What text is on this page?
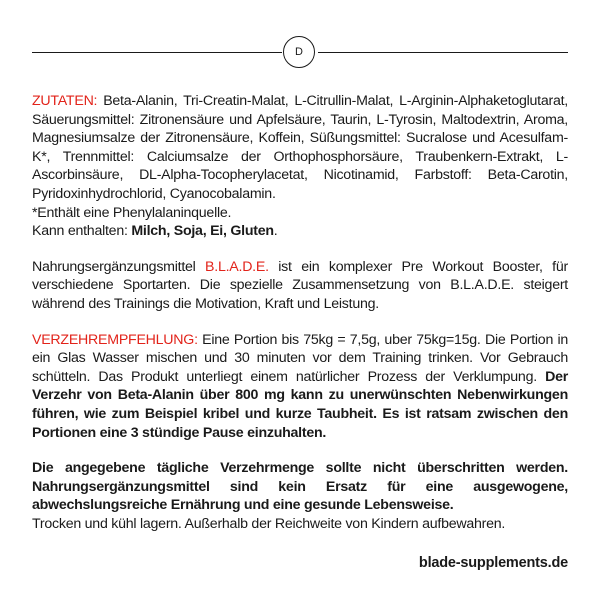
D

ZUTATEN: Beta-Alanin, Tri-Creatin-Malat, L-Citrullin-Malat, L-Arginin-Alphaketoglutarat, Säuerungsmittel: Zitronensäure und Apfelsäure, Taurin, L-Tyrosin, Maltodextrin, Aroma, Magnesiumsalze der Zitronensäure, Koffein, Süßungsmittel: Sucralose und Acesulfam-K*, Trennmittel: Calciumsalze der Orthophosphorsäure, Traubenkern-Extrakt, L-Ascorbinsäure, DL-Alpha-Tocopherylacetat, Nicotinamid, Farbstoff: Beta-Carotin, Pyridoxinhydrochlorid, Cyanocobalamin.

*Enthält eine Phenylalaninquelle.

Kann enthalten: Milch, Soja, Ei, Gluten.

Nahrungsergänzungsmittel B.L.A.D.E. ist ein komplexer Pre Workout Booster, für verschiedene Sportarten. Die spezielle Zusammensetzung von B.L.A.D.E. steigert während des Trainings die Motivation, Kraft und Leistung.

VERZEHREMPFEHLUNG: Eine Portion bis 75kg = 7,5g, uber 75kg=15g. Die Portion in ein Glas Wasser mischen und 30 minuten vor dem Training trinken. Vor Gebrauch schütteln. Das Produkt unterliegt einem natürlicher Prozess der Verklumpung. Der Verzehr von Beta-Alanin über 800 mg kann zu unerwünschten Nebenwirkungen führen, wie zum Beispiel kribel und kurze Taubheit. Es ist ratsam zwischen den Portionen eine 3 stündige Pause einzuhalten.

Die angegebene tägliche Verzehrmenge sollte nicht überschritten werden. Nahrungsergänzungsmittel sind kein Ersatz für eine ausgewogene, abwechslungsreiche Ernährung und eine gesunde Lebensweise.

Trocken und kühl lagern. Außerhalb der Reichweite von Kindern aufbewahren.

blade-supplements.de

### Short exercise
Gather each line holding the string "Nahrungsergänzungsmittel".

### In response
Nahrungsergänzungsmittel B.L.A.D.E. ist ein komplexer Pre Workout Booster, für verschiedene Sportarten. Die spezielle Zusammensetzung von B.L.A.D.E. steigert während des Trainings die Motivation, Kraft und Leistung.
Die angegebene tägliche Verzehrmenge sollte nicht überschritten werden. Nahrungsergänzungsmittel sind kein Ersatz für eine ausgewogene, abwechslungsreiche Ernährung und eine gesunde Lebensweise.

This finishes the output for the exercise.